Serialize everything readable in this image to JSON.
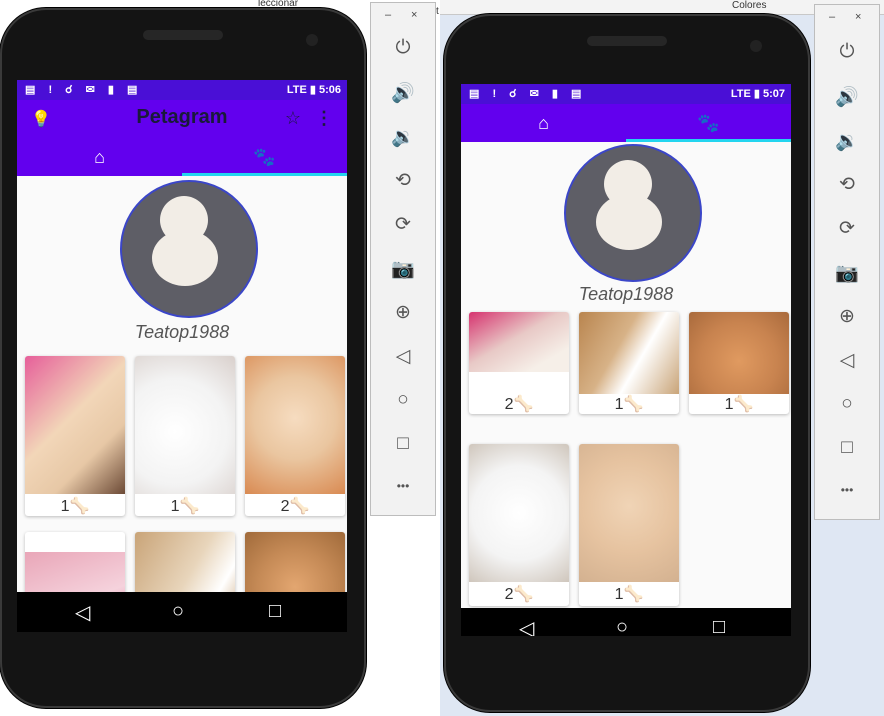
{
  "background": {
    "fragment_top": "leccionar",
    "fragment_t": "t",
    "fragment_right": "Colores"
  },
  "left_phone": {
    "status": {
      "icons": "▤ ! ☌ ✉ ▮ ▤",
      "right": "LTE ▮ 5:06"
    },
    "appbar": {
      "title": "Petagram",
      "bulb_icon": "lightbulb-icon",
      "star_icon": "star-icon",
      "menu_icon": "overflow-menu-icon"
    },
    "tabs": {
      "home_icon": "home-icon",
      "paw_icon": "paw-icon",
      "selected": "paw"
    },
    "profile_name": "Teatop1988",
    "cards": [
      {
        "count": "1",
        "bone": "🦴",
        "color": "#e7c8a6"
      },
      {
        "count": "1",
        "bone": "🦴",
        "color": "#f3f3f3"
      },
      {
        "count": "2",
        "bone": "🦴",
        "color": "#eac6a0"
      },
      {
        "count": "",
        "bone": "",
        "color": "#e9a6b8"
      },
      {
        "count": "",
        "bone": "",
        "color": "#c9a478"
      },
      {
        "count": "",
        "bone": "",
        "color": "#c58a56"
      }
    ]
  },
  "right_phone": {
    "status": {
      "icons": "▤ ! ☌ ✉ ▮ ▤",
      "right": "LTE ▮ 5:07"
    },
    "tabs": {
      "home_icon": "home-icon",
      "paw_icon": "paw-icon",
      "selected": "paw"
    },
    "profile_name": "Teatop1988",
    "cards": [
      {
        "count": "2",
        "bone": "🦴",
        "color": "#e8c9c6"
      },
      {
        "count": "1",
        "bone": "🦴",
        "color": "#c9a478"
      },
      {
        "count": "1",
        "bone": "🦴",
        "color": "#c8834f"
      },
      {
        "count": "2",
        "bone": "🦴",
        "color": "#f4f4f4"
      },
      {
        "count": "1",
        "bone": "🦴",
        "color": "#e6c3a0"
      }
    ]
  },
  "emulator": {
    "minimize": "–",
    "close": "×",
    "buttons": [
      "power-icon",
      "volume-up-icon",
      "volume-down-icon",
      "rotate-left-icon",
      "rotate-right-icon",
      "camera-icon",
      "zoom-in-icon",
      "back-icon",
      "home-icon",
      "overview-icon",
      "more-icon"
    ],
    "glyphs": [
      "⏻",
      "🔊",
      "🔉",
      "⟲",
      "⟳",
      "📷",
      "⊕",
      "◁",
      "○",
      "□",
      "•••"
    ]
  }
}
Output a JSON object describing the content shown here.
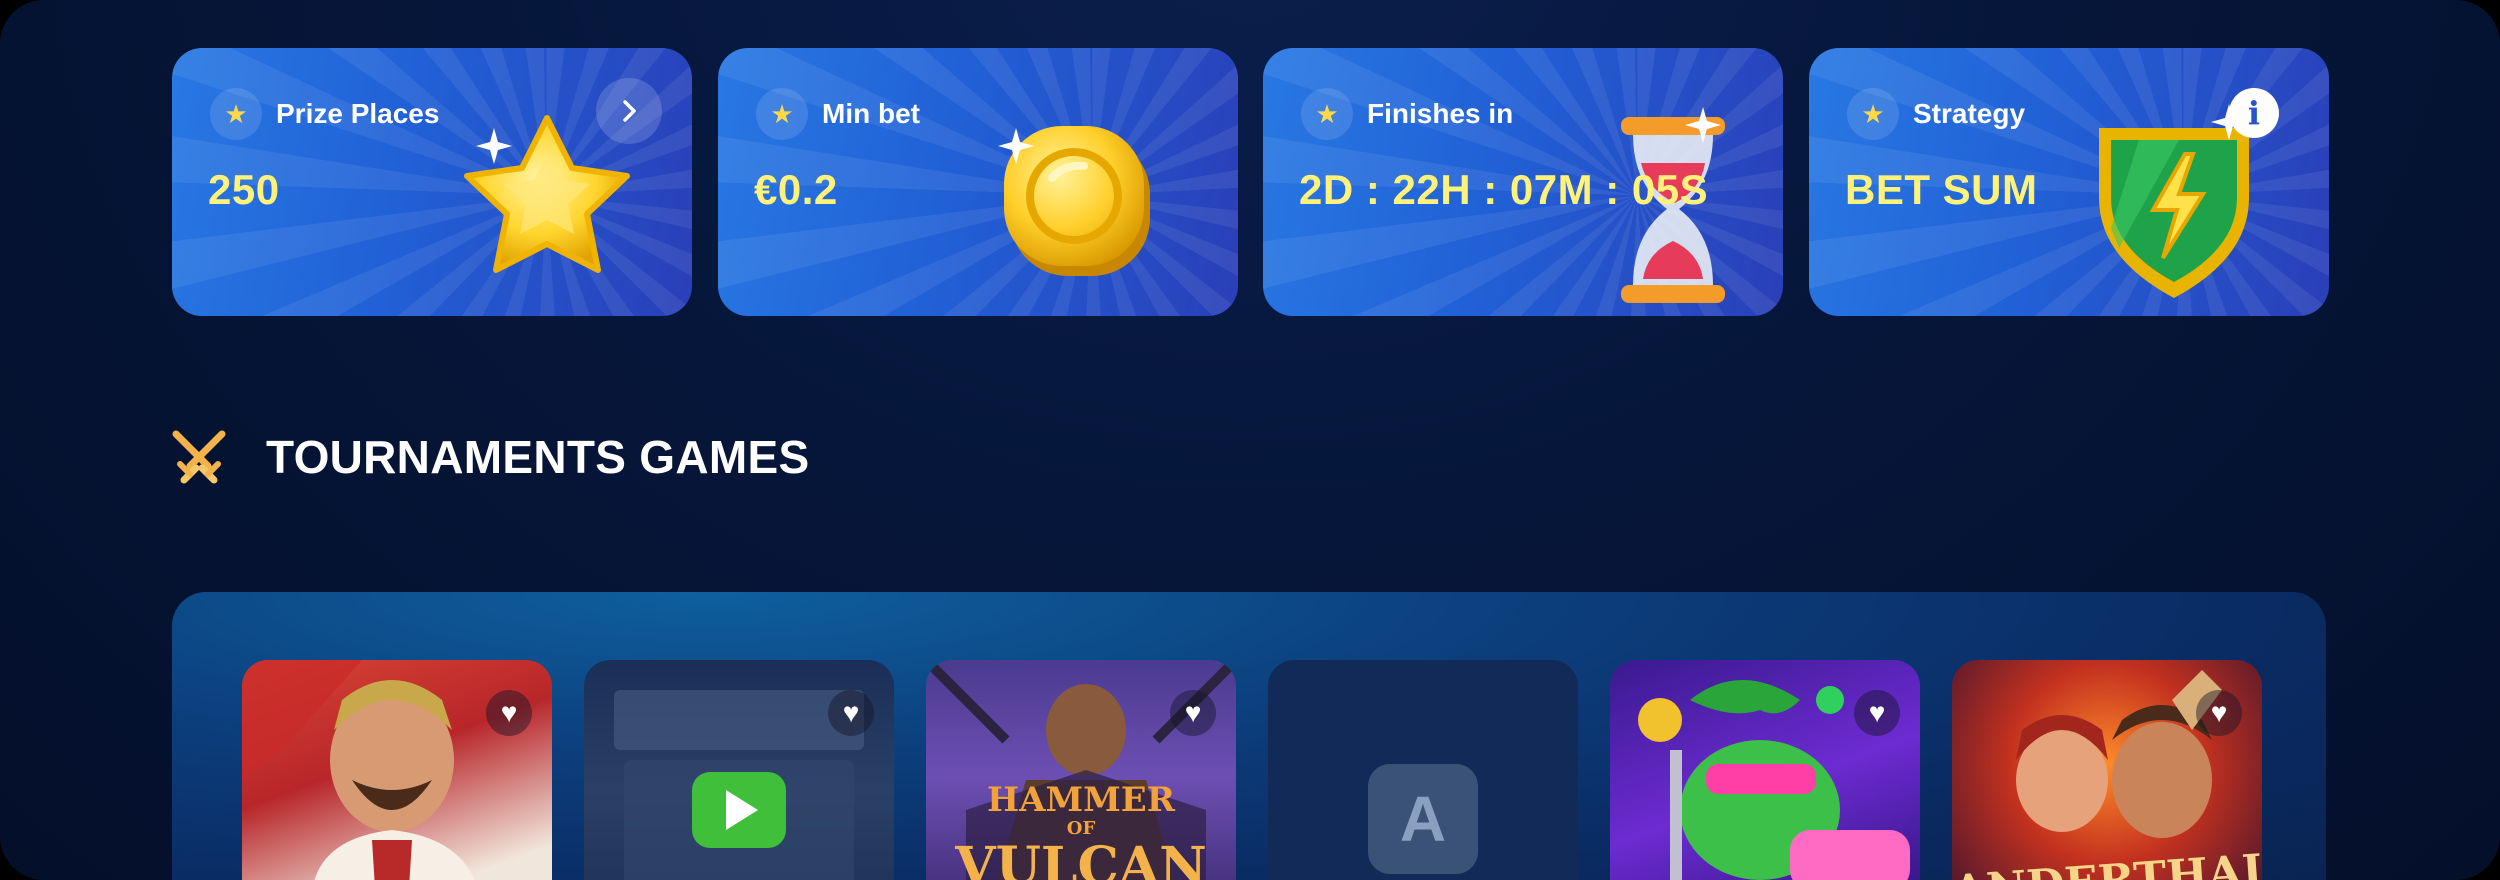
{
  "cards": [
    {
      "label": "Prize Places",
      "value": "250",
      "art": "star-art",
      "action": "chevron-right-icon"
    },
    {
      "label": "Min bet",
      "value": "€0.2",
      "art": "coin-art"
    },
    {
      "label": "Finishes in",
      "value": "2D : 22H : 07M : 05S",
      "art": "hourglass-art"
    },
    {
      "label": "Strategy",
      "value": "BET SUM",
      "art": "lightning-shield-art",
      "action": "info-icon",
      "action_text": "i"
    }
  ],
  "section": {
    "title": "TOURNAMENTS GAMES",
    "icon": "crossed-swords-icon"
  },
  "games": [
    {
      "name": "king-portrait-game",
      "favorite_icon": "heart-icon"
    },
    {
      "name": "western-play-game",
      "favorite_icon": "heart-icon",
      "overlay": "play-icon"
    },
    {
      "name": "hammer-of-vulcan-game",
      "logo_line1": "HAMMER",
      "logo_line2": "OF",
      "logo_line3": "VULCAN",
      "favorite_icon": "heart-icon"
    },
    {
      "name": "placeholder-game",
      "letter": "A"
    },
    {
      "name": "frog-casino-game",
      "favorite_icon": "heart-icon"
    },
    {
      "name": "caveman-game",
      "logo_text": "ANDERTHALS",
      "favorite_icon": "heart-icon"
    }
  ],
  "colors": {
    "value_yellow": "#fff27a",
    "card_blue": "#2160d6",
    "background": "#06163a",
    "heart_white": "#ffffff"
  }
}
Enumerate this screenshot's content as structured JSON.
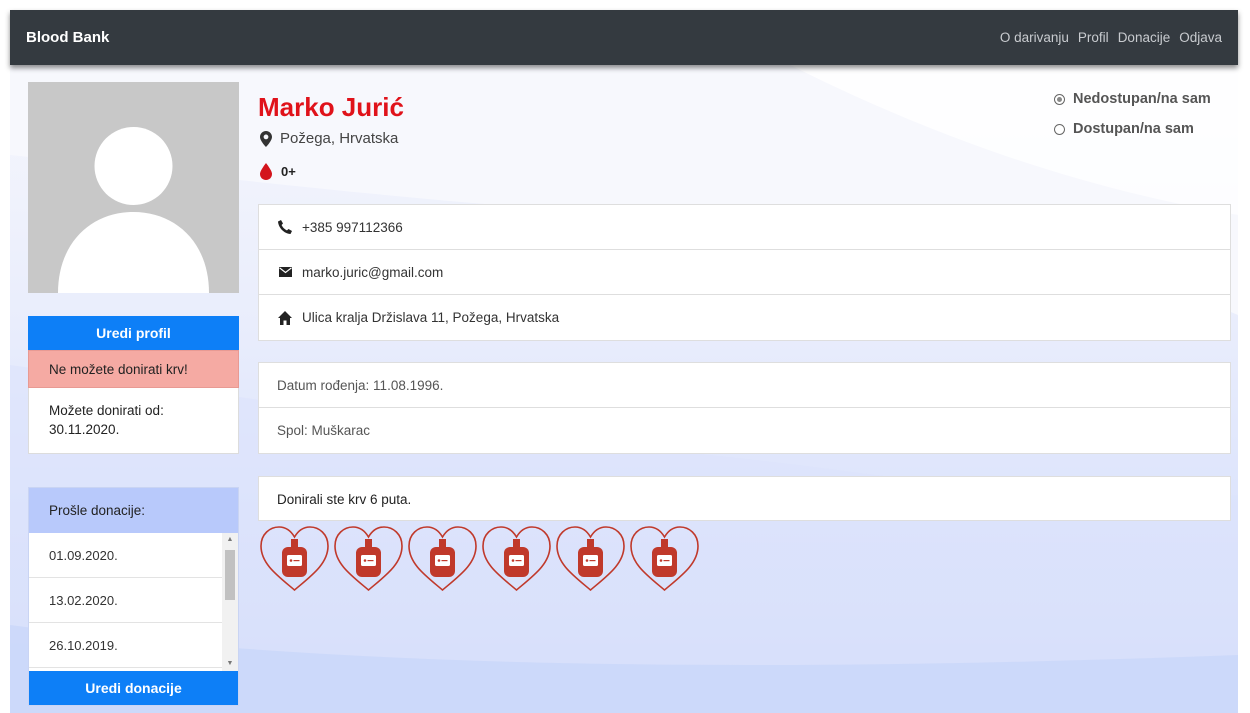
{
  "navbar": {
    "brand": "Blood Bank",
    "links": [
      "O darivanju",
      "Profil",
      "Donacije",
      "Odjava"
    ]
  },
  "profile": {
    "name": "Marko Jurić",
    "location": "Požega, Hrvatska",
    "blood_type": "0+",
    "location_icon": "map-pin-icon",
    "blood_icon": "blood-drop-icon"
  },
  "availability": {
    "options": [
      {
        "label": "Nedostupan/na sam",
        "checked": true
      },
      {
        "label": "Dostupan/na sam",
        "checked": false
      }
    ]
  },
  "contact": {
    "phone": "+385 997112366",
    "email": "marko.juric@gmail.com",
    "address": "Ulica kralja Držislava 11, Požega, Hrvatska"
  },
  "details": {
    "birth_date": "Datum rođenja: 11.08.1996.",
    "gender": "Spol: Muškarac"
  },
  "sidebar": {
    "edit_profile_label": "Uredi profil",
    "cannot_donate": "Ne možete donirati krv!",
    "can_donate_from": "Možete donirati od: 30.11.2020.",
    "past_donations_title": "Prošle donacije:",
    "past_donations": [
      "01.09.2020.",
      "13.02.2020.",
      "26.10.2019."
    ],
    "edit_donations_label": "Uredi donacije"
  },
  "donations": {
    "summary": "Donirali ste krv 6 puta.",
    "count": 6
  },
  "colors": {
    "navbar": "#343a40",
    "accent_blue": "#0d7ff7",
    "name_red": "#e0121a",
    "alert_red": "#f5aaa3",
    "donations_header": "#b8c9fb",
    "heart_red": "#c0392b"
  }
}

→ Task prompt: All records should be output exactly, with the pictures left out.

→ Complete output:
Serialize everything readable in this image to JSON.
{
  "background": {
    "fragment_top": "leccionar",
    "fragment_t": "t",
    "fragment_right": "Colores"
  },
  "left_phone": {
    "status": {
      "icons": "▤ ! ☌ ✉ ▮ ▤",
      "right": "LTE ▮ 5:06"
    },
    "appbar": {
      "title": "Petagram",
      "bulb_icon": "lightbulb-icon",
      "star_icon": "star-icon",
      "menu_icon": "overflow-menu-icon"
    },
    "tabs": {
      "home_icon": "home-icon",
      "paw_icon": "paw-icon",
      "selected": "paw"
    },
    "profile_name": "Teatop1988",
    "cards": [
      {
        "count": "1",
        "bone": "🦴",
        "color": "#e7c8a6"
      },
      {
        "count": "1",
        "bone": "🦴",
        "color": "#f3f3f3"
      },
      {
        "count": "2",
        "bone": "🦴",
        "color": "#eac6a0"
      },
      {
        "count": "",
        "bone": "",
        "color": "#e9a6b8"
      },
      {
        "count": "",
        "bone": "",
        "color": "#c9a478"
      },
      {
        "count": "",
        "bone": "",
        "color": "#c58a56"
      }
    ]
  },
  "right_phone": {
    "status": {
      "icons": "▤ ! ☌ ✉ ▮ ▤",
      "right": "LTE ▮ 5:07"
    },
    "tabs": {
      "home_icon": "home-icon",
      "paw_icon": "paw-icon",
      "selected": "paw"
    },
    "profile_name": "Teatop1988",
    "cards": [
      {
        "count": "2",
        "bone": "🦴",
        "color": "#e8c9c6"
      },
      {
        "count": "1",
        "bone": "🦴",
        "color": "#c9a478"
      },
      {
        "count": "1",
        "bone": "🦴",
        "color": "#c8834f"
      },
      {
        "count": "2",
        "bone": "🦴",
        "color": "#f4f4f4"
      },
      {
        "count": "1",
        "bone": "🦴",
        "color": "#e6c3a0"
      }
    ]
  },
  "emulator": {
    "minimize": "–",
    "close": "×",
    "buttons": [
      "power-icon",
      "volume-up-icon",
      "volume-down-icon",
      "rotate-left-icon",
      "rotate-right-icon",
      "camera-icon",
      "zoom-in-icon",
      "back-icon",
      "home-icon",
      "overview-icon",
      "more-icon"
    ],
    "glyphs": [
      "⏻",
      "🔊",
      "🔉",
      "⟲",
      "⟳",
      "📷",
      "⊕",
      "◁",
      "○",
      "□",
      "•••"
    ]
  }
}
Output a JSON object describing the content shown here.
{
  "cards": [
    {
      "label": "Prize Places",
      "value": "250",
      "art": "star-art",
      "action": "chevron-right-icon"
    },
    {
      "label": "Min bet",
      "value": "€0.2",
      "art": "coin-art"
    },
    {
      "label": "Finishes in",
      "value": "2D : 22H : 07M : 05S",
      "art": "hourglass-art"
    },
    {
      "label": "Strategy",
      "value": "BET SUM",
      "art": "lightning-shield-art",
      "action": "info-icon",
      "action_text": "i"
    }
  ],
  "section": {
    "title": "TOURNAMENTS GAMES",
    "icon": "crossed-swords-icon"
  },
  "games": [
    {
      "name": "king-portrait-game",
      "favorite_icon": "heart-icon"
    },
    {
      "name": "western-play-game",
      "favorite_icon": "heart-icon",
      "overlay": "play-icon"
    },
    {
      "name": "hammer-of-vulcan-game",
      "logo_line1": "HAMMER",
      "logo_line2": "OF",
      "logo_line3": "VULCAN",
      "favorite_icon": "heart-icon"
    },
    {
      "name": "placeholder-game",
      "letter": "A"
    },
    {
      "name": "frog-casino-game",
      "favorite_icon": "heart-icon"
    },
    {
      "name": "caveman-game",
      "logo_text": "ANDERTHALS",
      "favorite_icon": "heart-icon"
    }
  ],
  "colors": {
    "value_yellow": "#fff27a",
    "card_blue": "#2160d6",
    "background": "#06163a",
    "heart_white": "#ffffff"
  }
}
Enumerate this screenshot's content as structured JSON.
{
  "navbar": {
    "brand": "Blood Bank",
    "links": [
      "O darivanju",
      "Profil",
      "Donacije",
      "Odjava"
    ]
  },
  "profile": {
    "name": "Marko Jurić",
    "location": "Požega, Hrvatska",
    "blood_type": "0+",
    "location_icon": "map-pin-icon",
    "blood_icon": "blood-drop-icon"
  },
  "availability": {
    "options": [
      {
        "label": "Nedostupan/na sam",
        "checked": true
      },
      {
        "label": "Dostupan/na sam",
        "checked": false
      }
    ]
  },
  "contact": {
    "phone": "+385 997112366",
    "email": "marko.juric@gmail.com",
    "address": "Ulica kralja Držislava 11, Požega, Hrvatska"
  },
  "details": {
    "birth_date": "Datum rođenja: 11.08.1996.",
    "gender": "Spol: Muškarac"
  },
  "sidebar": {
    "edit_profile_label": "Uredi profil",
    "cannot_donate": "Ne možete donirati krv!",
    "can_donate_from": "Možete donirati od: 30.11.2020.",
    "past_donations_title": "Prošle donacije:",
    "past_donations": [
      "01.09.2020.",
      "13.02.2020.",
      "26.10.2019."
    ],
    "edit_donations_label": "Uredi donacije"
  },
  "donations": {
    "summary": "Donirali ste krv 6 puta.",
    "count": 6
  },
  "colors": {
    "navbar": "#343a40",
    "accent_blue": "#0d7ff7",
    "name_red": "#e0121a",
    "alert_red": "#f5aaa3",
    "donations_header": "#b8c9fb",
    "heart_red": "#c0392b"
  }
}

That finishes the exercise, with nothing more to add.